**INSTRUCTIONS FOR THE TASK:** Which lines hold the string "Всегда"? Copy every one of them.

**DATASET ROWS:**
######

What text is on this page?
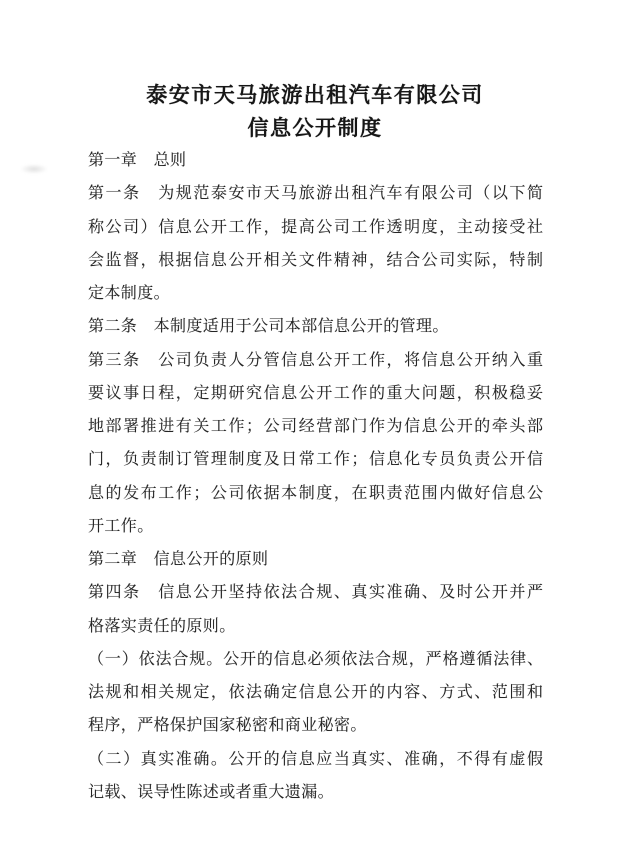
泰安市天马旅游出租汽车有限公司
信息公开制度
第一章　总则
第一条　为规范泰安市天马旅游出租汽车有限公司（以下简
称公司）信息公开工作，提高公司工作透明度，主动接受社
会监督，根据信息公开相关文件精神，结合公司实际，特制
定本制度。
第二条　本制度适用于公司本部信息公开的管理。
第三条　公司负责人分管信息公开工作，将信息公开纳入重
要议事日程，定期研究信息公开工作的重大问题，积极稳妥
地部署推进有关工作；公司经营部门作为信息公开的牵头部
门，负责制订管理制度及日常工作；信息化专员负责公开信
息的发布工作；公司依据本制度，在职责范围内做好信息公
开工作。
第二章　信息公开的原则
第四条　信息公开坚持依法合规、真实准确、及时公开并严
格落实责任的原则。
（一）依法合规。公开的信息必须依法合规，严格遵循法律、
法规和相关规定，依法确定信息公开的内容、方式、范围和
程序，严格保护国家秘密和商业秘密。
（二）真实准确。公开的信息应当真实、准确，不得有虚假
记载、误导性陈述或者重大遗漏。
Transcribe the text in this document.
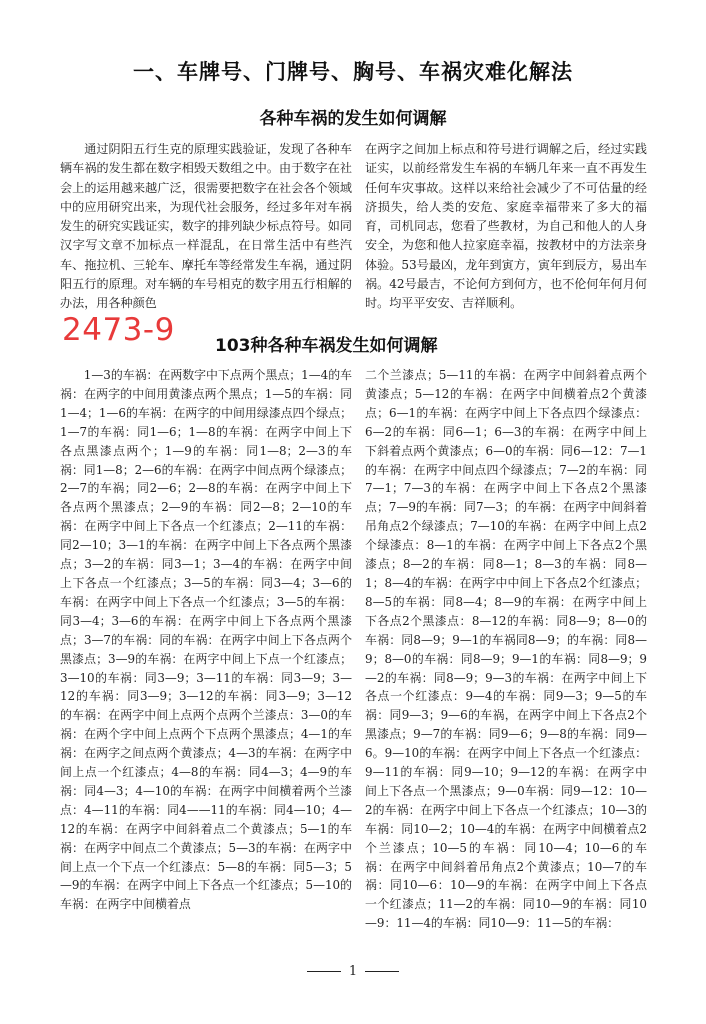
一、车牌号、门牌号、胸号、车祸灾难化解法
各种车祸的发生如何调解
通过阴阳五行生克的原理实践验证，发现了各种车辆车祸的发生都在数字相毁天数组之中。由于数字在社会上的运用越来越广泛，很需要把数字在社会各个领域中的应用研究出来，为现代社会服务，经过多年对车祸发生的研究实践证实，数字的排列缺少标点符号。如同汉字写文章不加标点一样混乱，在日常生活中有些汽车、拖拉机、三轮车、摩托车等经常发生车祸，通过阴阳五行的原理。对车辆的车号相克的数字用五行相解的办法，用各种颜色
在两字之间加上标点和符号进行调解之后，经过实践证实，以前经常发生车祸的车辆几年来一直不再发生任何车灾事故。这样以来给社会减少了不可估量的经济损失，给人类的安危、家庭幸福带来了多大的福育，司机同志，您看了些教材，为自己和他人的人身安全，为您和他人拉家庭幸福，按教材中的方法亲身体验。53号最凶，龙年到寅方，寅年到辰方，易出车祸。42号最吉，不论何方到何方，也不伦何年何月何时。均平平安安、吉祥顺利。
2473-9 103种各种车祸发生如何调解
1—3的车祸：在两数字中下点两个黑点；1—4的车祸：在两字的中间用黄漆点两个黑点；1—5的车祸：同1—4；1—6的车祸：在两字的中间用绿漆点四个绿点；1—7的车祸：同1—6；1—8的车祸：在两字中间上下各点黑漆点两个；1—9的车祸：同1—8；2—3的车祸：同1—8；2—6的车祸：在两字中间点两个绿漆点；2—7的车祸；同2—6；2—8的车祸：在两字中间上下各点两个黑漆点；2—9的车祸：同2—8；2—10的车祸：在两字中间上下各点一个红漆点；2—11的车祸：同2—10；3—1的车祸：在两字中间上下各点两个黑漆点；3—2的车祸：同3—1；3—4的车祸：在两字中间上下各点一个红漆点；3—5的车祸：同3—4；3—6的车祸：在两字中间上下各点一个红漆点；3—5的车祸：同3—4；3—6的车祸：在两字中间上下各点两个黑漆点；3—7的车祸：同的车祸：在两字中间上下各点两个黑漆点；3—9的车祸：在两字中间上下点一个红漆点；3—10的车祸：同3—9；3—11的车祸：同3—9；3—12的车祸：同3—9；3—12的车祸：同3—9；3—12的车祸：在两字中间上点两个点两个兰漆点：3—0的车祸：在两个字中间上点两个下点两个黑漆点；4—1的车祸：在两字之间点两个黄漆点；4—3的车祸：在两字中间上点一个红漆点；4—8的车祸：同4—3；4—9的车祸：同4—3；4—10的车祸：在两字中间横着两个兰漆点：4—11的车祸：同4——11的车祸：同4—10；4—12的车祸：在两字中间斜着点二个黄漆点；5—1的车祸：在两字中间点二个黄漆点；5—3的车祸：在两字中间上点一个下点一个红漆点：5—8的车祸：同5—3；5—9的车祸：在两字中间上下各点一个红漆点；5—10的车祸：在两字中间横着点
二个兰漆点；5—11的车祸：在两字中间斜着点两个黄漆点；5—12的车祸：在两字中间横着点2个黄漆点；6—1的车祸：在两字中间上下各点四个绿漆点：6—2的车祸：同6—1；6—3的车祸：在两字中间上下斜着点两个黄漆点；6—0的车祸：同6—12：7—1的车祸：在两字中间点四个绿漆点；7—2的车祸：同7—1；7—3的车祸：在两字中间上下各点2个黑漆点；7—9的车祸：同7—3；的车祸：在两字中间斜着吊角点2个绿漆点；7—10的车祸：在两字中间上点2个绿漆点：8—1的车祸：在两字中间上下各点2个黑漆点；8—2的车祸：同8—1；8—3的车祸：同8—1；8—4的车祸：在两字中中间上下各点2个红漆点；8—5的车祸：同8—4；8—9的车祸：在两字中间上下各点2个黑漆点：8—12的车祸：同8—9；8—0的车祸：同8—9；9—1的车祸同8—9；的车祸：同8—9；8—0的车祸：同8—9；9—1的车祸：同8—9；9—2的车祸：同8—9；9—3的车祸：在两字中间上下各点一个红漆点：9—4的车祸：同9—3；9—5的车祸：同9—3；9—6的车祸，在两字中间上下各点2个黑漆点；9—7的车祸：同9—6；9—8的车祸：同9—6。9—10的车祸：在两字中间上下各点一个红漆点：9—11的车祸：同9—10；9—12的车祸：在两字中间上下各点一个黑漆点；9—0车祸：同9—12：10—2的车祸：在两字中间上下各点一个红漆点；10—3的车祸：同10—2；10—4的车祸：在两字中间横着点2个兰漆点；10—5的车祸：同10—4；10—6的车祸：在两字中间斜着吊角点2个黄漆点；10—7的车祸：同10—6：10—9的车祸：在两字中间上下各点一个红漆点；11—2的车祸：同10—9的车祸：同10—9：11—4的车祸：同10—9：11—5的车祸：
1
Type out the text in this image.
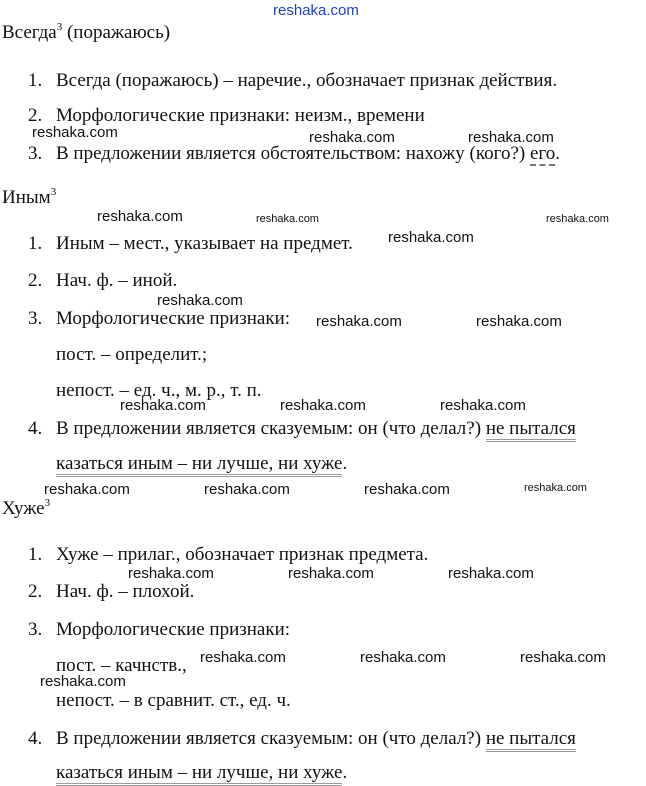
reshaka.com
reshaka.com	reshaka.com	reshaka.com
reshaka.com	reshaka.com	reshaka.com
reshaka.com
reshaka.com
reshaka.com	reshaka.com
reshaka.com	reshaka.com	reshaka.com
reshaka.com	reshaka.com	reshaka.com	reshaka.com
reshaka.com	reshaka.com	reshaka.com
reshaka.com	reshaka.com	reshaka.com
reshaka.com
Всегда$^3$ (поражаюсь)
1. Всегда (поражаюсь) – наречие., обозначает признак действия.
2. Морфологические признаки: неизм., времени
3. В предложении является обстоятельством: нахожу (кого?) его.
Иным$^3$
1. Иным – мест., указывает на предмет.
2. Нач. ф. – иной.
3. Морфологические признаки:
пост. – определит.;
непост. – ед. ч., м. р., т. п.
4. В предложении является сказуемым: он (что делал?) не пытался
казаться иным – ни лучше, ни хуже.
Хуже$^3$
1. Хуже – прилаг., обозначает признак предмета.
2. Нач. ф. – плохой.
3. Морфологические признаки:
пост. – качнств.,
непост. – в сравнит. ст., ед. ч.
4. В предложении является сказуемым: он (что делал?) не пытался
казаться иным – ни лучше, ни хуже.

######

**ANSWER TO THE PROBLEM:**
Всегда$^3$ (поражаюсь)
1. Всегда (поражаюсь) – наречие., обозначает признак действия.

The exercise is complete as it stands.